**TO BE DONE**. Which lines hold the word "Alias"? Copy each of them from the material.

**DATASET CONTENT**.

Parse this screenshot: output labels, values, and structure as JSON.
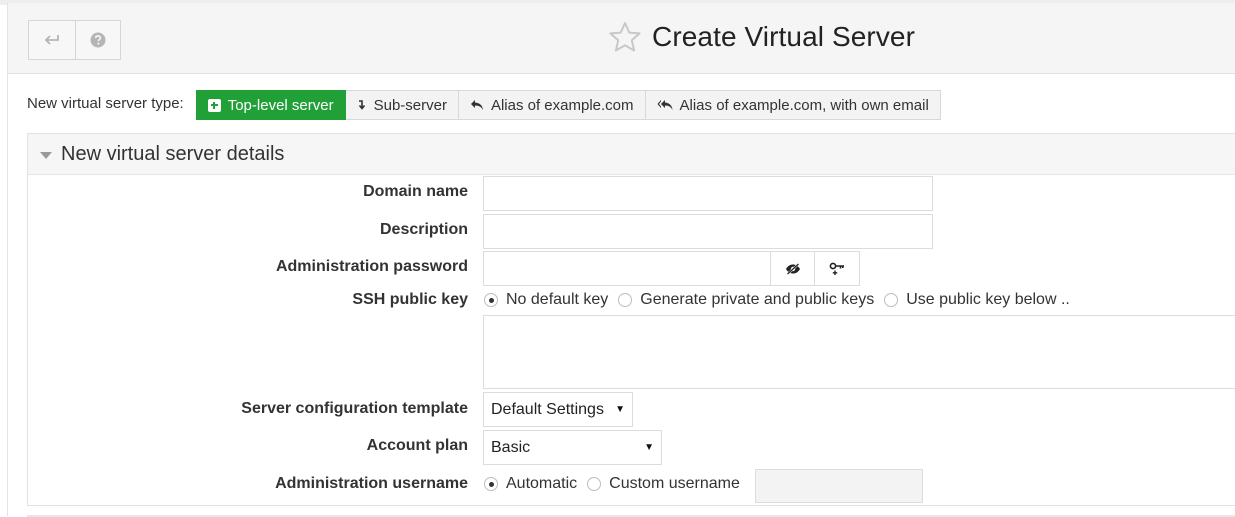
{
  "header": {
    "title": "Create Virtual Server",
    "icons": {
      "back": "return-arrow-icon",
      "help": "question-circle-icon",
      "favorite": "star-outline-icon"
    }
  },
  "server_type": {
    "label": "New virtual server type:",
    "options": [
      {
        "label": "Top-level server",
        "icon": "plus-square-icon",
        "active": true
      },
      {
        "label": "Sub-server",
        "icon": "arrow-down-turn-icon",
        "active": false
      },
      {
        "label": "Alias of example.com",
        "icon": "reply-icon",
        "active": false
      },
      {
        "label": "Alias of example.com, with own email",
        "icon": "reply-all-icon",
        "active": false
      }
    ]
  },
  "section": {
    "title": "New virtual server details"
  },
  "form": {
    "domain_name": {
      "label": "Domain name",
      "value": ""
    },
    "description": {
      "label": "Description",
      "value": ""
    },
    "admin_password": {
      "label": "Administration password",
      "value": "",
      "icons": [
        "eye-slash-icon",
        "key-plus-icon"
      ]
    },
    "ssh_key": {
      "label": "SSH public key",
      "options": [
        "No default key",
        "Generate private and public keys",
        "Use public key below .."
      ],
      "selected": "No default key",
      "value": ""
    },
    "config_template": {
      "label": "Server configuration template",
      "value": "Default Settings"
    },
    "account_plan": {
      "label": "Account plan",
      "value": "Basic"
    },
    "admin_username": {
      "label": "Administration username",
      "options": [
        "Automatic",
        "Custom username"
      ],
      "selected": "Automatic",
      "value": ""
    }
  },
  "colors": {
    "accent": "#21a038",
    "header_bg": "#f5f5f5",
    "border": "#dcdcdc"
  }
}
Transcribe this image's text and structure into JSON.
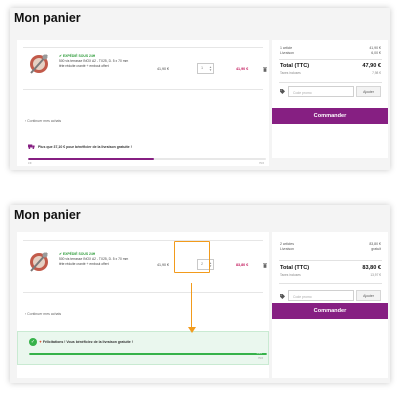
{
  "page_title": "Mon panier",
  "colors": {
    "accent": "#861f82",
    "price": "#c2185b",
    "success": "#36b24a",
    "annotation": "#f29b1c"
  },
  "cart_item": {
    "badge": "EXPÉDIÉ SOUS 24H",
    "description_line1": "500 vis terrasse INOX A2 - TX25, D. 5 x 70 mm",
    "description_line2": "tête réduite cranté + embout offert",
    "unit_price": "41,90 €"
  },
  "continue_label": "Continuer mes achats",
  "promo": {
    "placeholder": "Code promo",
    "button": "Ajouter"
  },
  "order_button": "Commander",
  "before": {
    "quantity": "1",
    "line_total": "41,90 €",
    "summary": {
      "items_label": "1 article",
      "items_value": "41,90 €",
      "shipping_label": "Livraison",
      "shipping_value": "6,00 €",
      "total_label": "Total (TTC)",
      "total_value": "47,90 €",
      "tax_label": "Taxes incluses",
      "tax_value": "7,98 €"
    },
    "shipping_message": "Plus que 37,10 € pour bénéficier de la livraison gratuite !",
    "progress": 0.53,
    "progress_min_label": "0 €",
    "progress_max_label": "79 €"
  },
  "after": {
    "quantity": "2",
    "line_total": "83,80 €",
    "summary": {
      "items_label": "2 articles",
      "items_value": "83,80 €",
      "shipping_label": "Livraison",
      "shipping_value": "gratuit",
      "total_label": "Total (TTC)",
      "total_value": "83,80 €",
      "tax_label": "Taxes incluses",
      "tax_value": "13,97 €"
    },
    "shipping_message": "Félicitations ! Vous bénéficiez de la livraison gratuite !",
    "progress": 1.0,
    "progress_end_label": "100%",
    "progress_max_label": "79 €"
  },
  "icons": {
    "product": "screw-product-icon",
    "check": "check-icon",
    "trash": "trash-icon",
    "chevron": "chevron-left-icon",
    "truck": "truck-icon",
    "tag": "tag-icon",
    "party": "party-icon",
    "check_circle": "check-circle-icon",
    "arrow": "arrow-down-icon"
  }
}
==
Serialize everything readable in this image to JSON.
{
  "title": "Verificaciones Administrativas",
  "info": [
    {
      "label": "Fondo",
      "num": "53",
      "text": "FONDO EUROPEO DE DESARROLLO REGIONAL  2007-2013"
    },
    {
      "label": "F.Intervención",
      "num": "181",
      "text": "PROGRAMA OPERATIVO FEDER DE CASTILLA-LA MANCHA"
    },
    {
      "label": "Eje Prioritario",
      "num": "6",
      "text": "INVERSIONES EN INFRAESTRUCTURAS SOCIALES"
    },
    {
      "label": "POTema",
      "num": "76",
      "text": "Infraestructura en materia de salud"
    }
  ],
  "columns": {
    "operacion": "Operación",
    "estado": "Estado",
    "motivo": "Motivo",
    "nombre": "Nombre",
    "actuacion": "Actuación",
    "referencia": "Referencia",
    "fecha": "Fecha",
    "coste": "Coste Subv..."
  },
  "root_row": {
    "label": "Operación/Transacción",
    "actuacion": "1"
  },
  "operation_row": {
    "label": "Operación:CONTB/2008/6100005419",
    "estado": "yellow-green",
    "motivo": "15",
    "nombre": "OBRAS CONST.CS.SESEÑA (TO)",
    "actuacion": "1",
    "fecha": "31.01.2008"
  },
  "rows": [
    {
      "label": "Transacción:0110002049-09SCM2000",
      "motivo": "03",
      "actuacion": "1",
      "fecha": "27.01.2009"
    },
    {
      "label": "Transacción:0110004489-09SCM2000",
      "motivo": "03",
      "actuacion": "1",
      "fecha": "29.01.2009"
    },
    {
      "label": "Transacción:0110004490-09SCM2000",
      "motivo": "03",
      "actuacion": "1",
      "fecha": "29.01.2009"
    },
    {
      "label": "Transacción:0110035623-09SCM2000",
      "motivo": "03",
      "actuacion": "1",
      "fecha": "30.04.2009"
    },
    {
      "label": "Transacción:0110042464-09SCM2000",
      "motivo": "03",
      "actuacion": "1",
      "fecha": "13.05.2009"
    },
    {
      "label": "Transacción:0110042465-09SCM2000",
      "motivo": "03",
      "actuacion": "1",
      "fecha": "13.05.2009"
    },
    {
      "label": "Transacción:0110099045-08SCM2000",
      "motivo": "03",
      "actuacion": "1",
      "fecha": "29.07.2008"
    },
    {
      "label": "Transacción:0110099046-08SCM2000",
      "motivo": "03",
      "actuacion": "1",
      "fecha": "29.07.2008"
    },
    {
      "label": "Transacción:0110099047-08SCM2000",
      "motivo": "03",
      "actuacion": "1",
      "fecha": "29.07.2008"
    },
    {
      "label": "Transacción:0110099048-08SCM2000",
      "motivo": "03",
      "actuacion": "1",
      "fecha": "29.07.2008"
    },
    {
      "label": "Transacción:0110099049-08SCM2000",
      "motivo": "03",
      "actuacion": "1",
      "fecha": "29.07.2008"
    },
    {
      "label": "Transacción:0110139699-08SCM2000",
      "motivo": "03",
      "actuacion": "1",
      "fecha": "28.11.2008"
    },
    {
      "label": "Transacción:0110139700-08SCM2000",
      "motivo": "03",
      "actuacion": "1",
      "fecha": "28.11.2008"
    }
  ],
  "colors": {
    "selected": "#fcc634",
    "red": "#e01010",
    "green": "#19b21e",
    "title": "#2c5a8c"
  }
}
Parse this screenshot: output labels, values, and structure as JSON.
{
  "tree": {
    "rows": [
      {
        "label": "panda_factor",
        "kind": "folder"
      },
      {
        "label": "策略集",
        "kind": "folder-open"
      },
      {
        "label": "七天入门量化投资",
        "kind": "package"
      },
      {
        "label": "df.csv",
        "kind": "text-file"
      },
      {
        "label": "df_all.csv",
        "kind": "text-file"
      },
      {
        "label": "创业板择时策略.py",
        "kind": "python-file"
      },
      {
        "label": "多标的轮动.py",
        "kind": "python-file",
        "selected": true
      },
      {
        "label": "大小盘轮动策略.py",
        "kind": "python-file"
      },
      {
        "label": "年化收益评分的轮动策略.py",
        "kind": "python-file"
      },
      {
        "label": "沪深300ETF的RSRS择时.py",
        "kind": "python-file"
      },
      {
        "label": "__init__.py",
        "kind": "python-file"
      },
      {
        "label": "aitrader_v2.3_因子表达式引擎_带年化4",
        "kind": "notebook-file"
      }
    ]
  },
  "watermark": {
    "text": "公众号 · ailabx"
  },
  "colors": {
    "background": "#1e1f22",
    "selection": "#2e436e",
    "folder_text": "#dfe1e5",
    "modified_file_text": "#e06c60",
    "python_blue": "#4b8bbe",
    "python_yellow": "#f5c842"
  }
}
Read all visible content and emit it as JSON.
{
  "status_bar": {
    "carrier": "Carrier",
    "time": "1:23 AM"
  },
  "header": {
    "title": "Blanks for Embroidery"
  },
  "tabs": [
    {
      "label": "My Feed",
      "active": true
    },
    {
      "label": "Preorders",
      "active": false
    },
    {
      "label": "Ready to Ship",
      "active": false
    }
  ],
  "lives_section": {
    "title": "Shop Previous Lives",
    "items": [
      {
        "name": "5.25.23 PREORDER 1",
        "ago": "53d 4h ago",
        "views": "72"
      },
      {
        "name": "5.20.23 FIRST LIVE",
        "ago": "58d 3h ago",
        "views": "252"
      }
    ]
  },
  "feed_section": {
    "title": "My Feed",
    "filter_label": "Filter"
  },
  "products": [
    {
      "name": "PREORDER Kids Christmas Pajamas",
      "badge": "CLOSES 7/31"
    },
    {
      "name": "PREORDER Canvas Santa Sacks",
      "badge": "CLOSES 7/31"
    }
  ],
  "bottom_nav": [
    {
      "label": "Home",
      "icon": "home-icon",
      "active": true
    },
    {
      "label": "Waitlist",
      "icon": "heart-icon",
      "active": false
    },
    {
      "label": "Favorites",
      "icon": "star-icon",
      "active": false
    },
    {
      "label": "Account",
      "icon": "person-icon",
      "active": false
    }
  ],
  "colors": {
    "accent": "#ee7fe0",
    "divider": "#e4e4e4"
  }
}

**OUTPUT FOR THIS TASK**.
        "label": "Alias of example.com",
        "label": "Alias of example.com, with own email",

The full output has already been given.